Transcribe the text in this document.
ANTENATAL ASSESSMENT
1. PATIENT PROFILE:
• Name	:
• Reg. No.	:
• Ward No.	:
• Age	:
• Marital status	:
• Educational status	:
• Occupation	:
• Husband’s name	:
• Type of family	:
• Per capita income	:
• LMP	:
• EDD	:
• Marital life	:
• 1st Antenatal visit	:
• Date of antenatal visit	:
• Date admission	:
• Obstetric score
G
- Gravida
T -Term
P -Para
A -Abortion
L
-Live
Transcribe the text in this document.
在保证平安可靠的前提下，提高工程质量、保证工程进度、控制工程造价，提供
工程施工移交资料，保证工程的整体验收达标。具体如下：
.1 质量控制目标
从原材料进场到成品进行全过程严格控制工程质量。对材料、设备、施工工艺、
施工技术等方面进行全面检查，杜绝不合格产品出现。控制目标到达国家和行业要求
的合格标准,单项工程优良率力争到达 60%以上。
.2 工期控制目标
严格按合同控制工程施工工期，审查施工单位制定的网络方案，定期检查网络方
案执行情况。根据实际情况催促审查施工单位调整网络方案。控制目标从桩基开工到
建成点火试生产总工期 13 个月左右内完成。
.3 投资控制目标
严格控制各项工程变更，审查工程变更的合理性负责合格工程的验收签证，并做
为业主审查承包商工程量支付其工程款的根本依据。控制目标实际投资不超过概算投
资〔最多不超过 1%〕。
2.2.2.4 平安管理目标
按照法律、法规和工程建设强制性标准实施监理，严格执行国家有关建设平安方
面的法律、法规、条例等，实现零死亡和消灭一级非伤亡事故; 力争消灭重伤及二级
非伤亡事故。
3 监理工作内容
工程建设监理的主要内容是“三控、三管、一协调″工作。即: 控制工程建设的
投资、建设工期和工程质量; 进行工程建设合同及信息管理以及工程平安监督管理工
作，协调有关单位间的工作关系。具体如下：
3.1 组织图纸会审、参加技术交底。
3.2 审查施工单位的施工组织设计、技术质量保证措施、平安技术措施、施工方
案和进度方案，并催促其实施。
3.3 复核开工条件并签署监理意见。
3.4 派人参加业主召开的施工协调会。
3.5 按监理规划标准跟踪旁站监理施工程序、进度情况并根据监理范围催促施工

☆ ☆ ☆

What is asked
Write all of the records out again exactly.

Result of the task
Transcribe the text in this document.
ANTENATAL ASSESSMENT
1. PATIENT PROFILE:
• Name	:
• Reg. No.	:
• Ward No.	:
• Age	:
• Marital status	:
• Educational status	:
• Occupation	:
• Husband’s name	:
• Type of family	:
• Per capita income	:
• LMP	:
• EDD	:
• Marital life	:
• 1st Antenatal visit	:
• Date of antenatal visit	:
• Date admission	:
• Obstetric score
G
- Gravida
T -Term
P -Para
A -Abortion
L
-Live
Transcribe the text in this document.
在保证平安可靠的前提下，提高工程质量、保证工程进度、控制工程造价，提供
工程施工移交资料，保证工程的整体验收达标。具体如下：
.1 质量控制目标
从原材料进场到成品进行全过程严格控制工程质量。对材料、设备、施工工艺、
施工技术等方面进行全面检查，杜绝不合格产品出现。控制目标到达国家和行业要求
的合格标准,单项工程优良率力争到达 60%以上。
.2 工期控制目标
严格按合同控制工程施工工期，审查施工单位制定的网络方案，定期检查网络方
案执行情况。根据实际情况催促审查施工单位调整网络方案。控制目标从桩基开工到
建成点火试生产总工期 13 个月左右内完成。
.3 投资控制目标
严格控制各项工程变更，审查工程变更的合理性负责合格工程的验收签证，并做
为业主审查承包商工程量支付其工程款的根本依据。控制目标实际投资不超过概算投
资〔最多不超过 1%〕。
2.2.2.4 平安管理目标
按照法律、法规和工程建设强制性标准实施监理，严格执行国家有关建设平安方
面的法律、法规、条例等，实现零死亡和消灭一级非伤亡事故; 力争消灭重伤及二级
非伤亡事故。
3 监理工作内容
工程建设监理的主要内容是“三控、三管、一协调″工作。即: 控制工程建设的
投资、建设工期和工程质量; 进行工程建设合同及信息管理以及工程平安监督管理工
作，协调有关单位间的工作关系。具体如下：
3.1 组织图纸会审、参加技术交底。
3.2 审查施工单位的施工组织设计、技术质量保证措施、平安技术措施、施工方
案和进度方案，并催促其实施。
3.3 复核开工条件并签署监理意见。
3.4 派人参加业主召开的施工协调会。
3.5 按监理规划标准跟踪旁站监理施工程序、进度情况并根据监理范围催促施工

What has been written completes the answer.